> **Dataset excerpts**:
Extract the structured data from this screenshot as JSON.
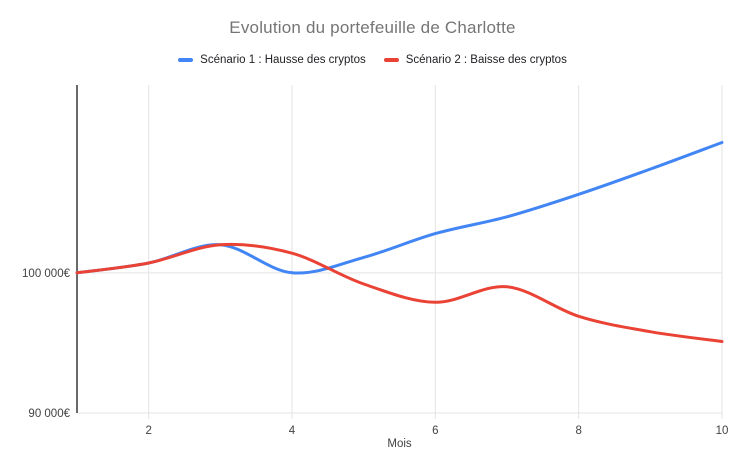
{
  "chart_data": {
    "type": "line",
    "title": "Evolution du portefeuille de Charlotte",
    "xlabel": "Mois",
    "ylabel": "",
    "x": [
      1,
      2,
      3,
      4,
      5,
      6,
      7,
      8,
      9,
      10
    ],
    "x_ticks": [
      "2",
      "4",
      "6",
      "8",
      "10"
    ],
    "xlim": [
      1,
      10
    ],
    "ylim": [
      90000,
      113400
    ],
    "y_ticks": [
      {
        "value": 100000,
        "label": "100 000€"
      },
      {
        "value": 90000,
        "label": "90 000€"
      }
    ],
    "grid": true,
    "line_smoothing": true,
    "legend_position": "top",
    "series": [
      {
        "name": "Scénario 1 : Hausse des cryptos",
        "color": "#4285f4",
        "values": [
          100000,
          100700,
          102000,
          100000,
          101100,
          102800,
          104000,
          105600,
          107400,
          109300
        ]
      },
      {
        "name": "Scénario 2 : Baisse des cryptos",
        "color": "#ea4335",
        "values": [
          100000,
          100700,
          102000,
          101400,
          99200,
          97900,
          99000,
          96900,
          95800,
          95100
        ]
      }
    ],
    "colors": {
      "title": "#757575",
      "legend_text": "#202124",
      "tick_text": "#424242",
      "grid": "#e3e3e3",
      "axis": "#1a1a1a",
      "background": "#ffffff"
    }
  }
}
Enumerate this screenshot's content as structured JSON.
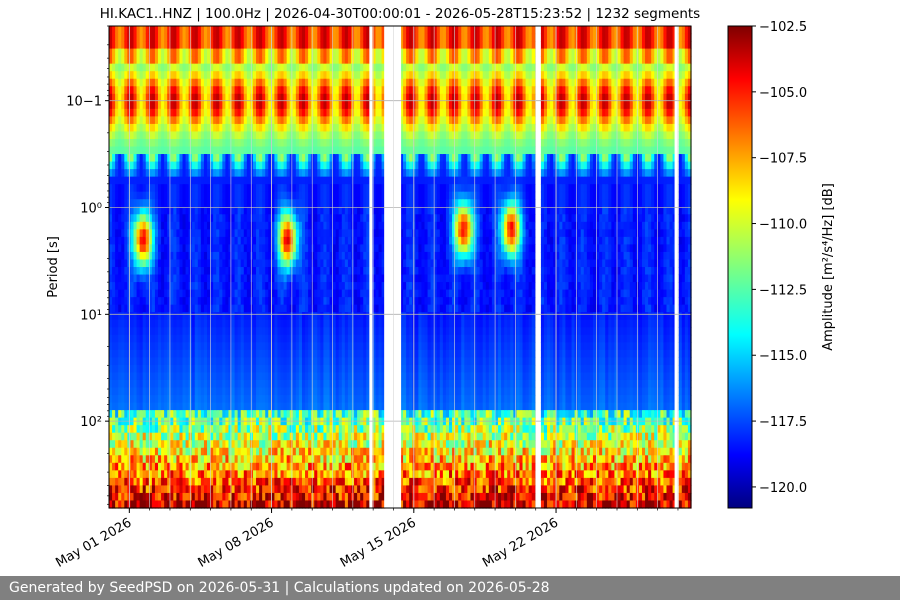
{
  "chart_data": {
    "type": "heatmap",
    "title": "HI.KAC1..HNZ | 100.0Hz | 2026-04-30T00:00:01 - 2026-05-28T15:23:52 | 1232 segments",
    "xlabel": "",
    "ylabel": "Period [s]",
    "x_axis": {
      "type": "date",
      "range": [
        "2026-04-30T00:00:01",
        "2026-05-28T15:23:52"
      ],
      "ticks": [
        "2026-05-01",
        "2026-05-08",
        "2026-05-15",
        "2026-05-22"
      ],
      "tick_labels": [
        "May 01 2026",
        "May 08 2026",
        "May 15 2026",
        "May 22 2026"
      ]
    },
    "y_axis": {
      "scale": "log",
      "inverted": true,
      "range": [
        0.02,
        650
      ],
      "ticks": [
        0.1,
        1,
        10,
        100
      ],
      "tick_labels": [
        "10−1",
        "10⁰",
        "10¹",
        "10²"
      ]
    },
    "colorbar": {
      "label": "Amplitude [m²/s⁴/Hz] [dB]",
      "colormap": "jet",
      "range": [
        -120.8,
        -102.5
      ],
      "ticks": [
        -102.5,
        -105.0,
        -107.5,
        -110.0,
        -112.5,
        -115.0,
        -117.5,
        -120.0
      ],
      "tick_labels": [
        "−102.5",
        "−105.0",
        "−107.5",
        "−110.0",
        "−112.5",
        "−115.0",
        "−117.5",
        "−120.0"
      ]
    },
    "data_gaps": [
      {
        "start": "2026-05-12T19:30:00",
        "end": "2026-05-12T23:00:00"
      },
      {
        "start": "2026-05-13T13:00:00",
        "end": "2026-05-14T09:00:00"
      },
      {
        "start": "2026-05-21T00:30:00",
        "end": "2026-05-21T04:30:00"
      },
      {
        "start": "2026-05-27T20:00:00",
        "end": "2026-05-28T00:30:00"
      }
    ],
    "features": {
      "microseism_band_period_s": [
        0.1,
        0.35
      ],
      "microseism_diurnal_cycles": 27,
      "high_amplitude_blobs": [
        {
          "center": "2026-05-01T16:00:00",
          "period_s": 2.0
        },
        {
          "center": "2026-05-08T19:00:00",
          "period_s": 2.0
        },
        {
          "center": "2026-05-17T11:00:00",
          "period_s": 1.6
        },
        {
          "center": "2026-05-19T19:00:00",
          "period_s": 1.6
        }
      ]
    },
    "grid": true
  },
  "footer": {
    "text": "Generated by SeedPSD on 2026-05-31 | Calculations updated on 2026-05-28"
  }
}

> **Problem statement**: Copy out every line from the material above in which the word "cryptos" appears.

> **Correct answer**:
        "name": "Scénario 1 : Hausse des cryptos",
        "name": "Scénario 2 : Baisse des cryptos",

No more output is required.